◆ WHAT THE TASK ASKS ◆
Every line below that contains "text" is to be copied.

>> start STORED DATA

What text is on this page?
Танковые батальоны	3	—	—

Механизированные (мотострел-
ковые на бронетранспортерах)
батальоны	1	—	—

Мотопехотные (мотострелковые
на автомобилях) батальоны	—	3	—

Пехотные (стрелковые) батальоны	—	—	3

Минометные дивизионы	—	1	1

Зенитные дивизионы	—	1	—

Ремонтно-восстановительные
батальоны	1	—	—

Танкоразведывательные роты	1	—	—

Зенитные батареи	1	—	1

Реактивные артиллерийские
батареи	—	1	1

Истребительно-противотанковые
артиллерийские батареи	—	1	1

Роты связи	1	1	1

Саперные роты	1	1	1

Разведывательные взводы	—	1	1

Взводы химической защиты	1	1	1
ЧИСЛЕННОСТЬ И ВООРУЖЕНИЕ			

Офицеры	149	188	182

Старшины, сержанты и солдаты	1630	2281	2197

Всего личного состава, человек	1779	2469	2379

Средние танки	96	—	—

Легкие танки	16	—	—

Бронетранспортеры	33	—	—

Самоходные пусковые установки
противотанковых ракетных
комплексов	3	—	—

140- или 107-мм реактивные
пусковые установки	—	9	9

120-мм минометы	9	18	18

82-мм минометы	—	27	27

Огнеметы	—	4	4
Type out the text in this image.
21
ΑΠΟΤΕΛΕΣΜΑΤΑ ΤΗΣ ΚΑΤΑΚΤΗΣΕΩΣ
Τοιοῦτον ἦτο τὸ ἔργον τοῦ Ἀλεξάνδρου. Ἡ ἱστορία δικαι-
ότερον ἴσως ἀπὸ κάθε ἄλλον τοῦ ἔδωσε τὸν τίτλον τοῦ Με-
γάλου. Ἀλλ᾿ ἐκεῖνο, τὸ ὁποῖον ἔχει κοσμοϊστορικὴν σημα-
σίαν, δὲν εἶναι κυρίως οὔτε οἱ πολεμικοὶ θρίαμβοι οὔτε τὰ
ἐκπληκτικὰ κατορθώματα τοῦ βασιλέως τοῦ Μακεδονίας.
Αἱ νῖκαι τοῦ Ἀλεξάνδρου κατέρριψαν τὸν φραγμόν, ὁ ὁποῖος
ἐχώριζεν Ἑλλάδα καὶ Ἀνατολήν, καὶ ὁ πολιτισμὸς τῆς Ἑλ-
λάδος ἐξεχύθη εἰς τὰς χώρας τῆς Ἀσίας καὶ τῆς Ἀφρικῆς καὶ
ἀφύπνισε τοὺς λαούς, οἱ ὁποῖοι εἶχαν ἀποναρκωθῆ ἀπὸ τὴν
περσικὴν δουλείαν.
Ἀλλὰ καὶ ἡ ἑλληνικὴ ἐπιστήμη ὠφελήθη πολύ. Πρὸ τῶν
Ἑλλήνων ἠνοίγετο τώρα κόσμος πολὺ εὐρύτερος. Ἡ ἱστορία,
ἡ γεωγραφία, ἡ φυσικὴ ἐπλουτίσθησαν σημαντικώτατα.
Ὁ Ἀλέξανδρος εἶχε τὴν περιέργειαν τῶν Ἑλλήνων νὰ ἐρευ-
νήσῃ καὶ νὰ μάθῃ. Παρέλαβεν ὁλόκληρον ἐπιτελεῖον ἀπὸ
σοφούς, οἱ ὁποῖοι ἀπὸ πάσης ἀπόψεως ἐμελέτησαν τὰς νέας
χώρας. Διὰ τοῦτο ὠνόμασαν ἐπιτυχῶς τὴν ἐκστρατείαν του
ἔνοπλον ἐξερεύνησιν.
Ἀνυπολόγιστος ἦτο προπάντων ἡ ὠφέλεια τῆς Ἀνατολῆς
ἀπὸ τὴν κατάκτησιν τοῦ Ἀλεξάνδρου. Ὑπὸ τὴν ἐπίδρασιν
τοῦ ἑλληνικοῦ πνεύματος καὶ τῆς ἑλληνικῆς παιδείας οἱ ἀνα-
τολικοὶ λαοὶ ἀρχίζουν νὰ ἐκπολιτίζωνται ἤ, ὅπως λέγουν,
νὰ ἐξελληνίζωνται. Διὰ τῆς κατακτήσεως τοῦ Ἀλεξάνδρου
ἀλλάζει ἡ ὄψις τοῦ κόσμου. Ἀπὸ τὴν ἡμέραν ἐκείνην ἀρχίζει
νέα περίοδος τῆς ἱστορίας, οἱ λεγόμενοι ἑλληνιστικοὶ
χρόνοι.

>> end STORED DATA

◆ THE REPLY ◆
What text is on this page?
Type out the text in this image.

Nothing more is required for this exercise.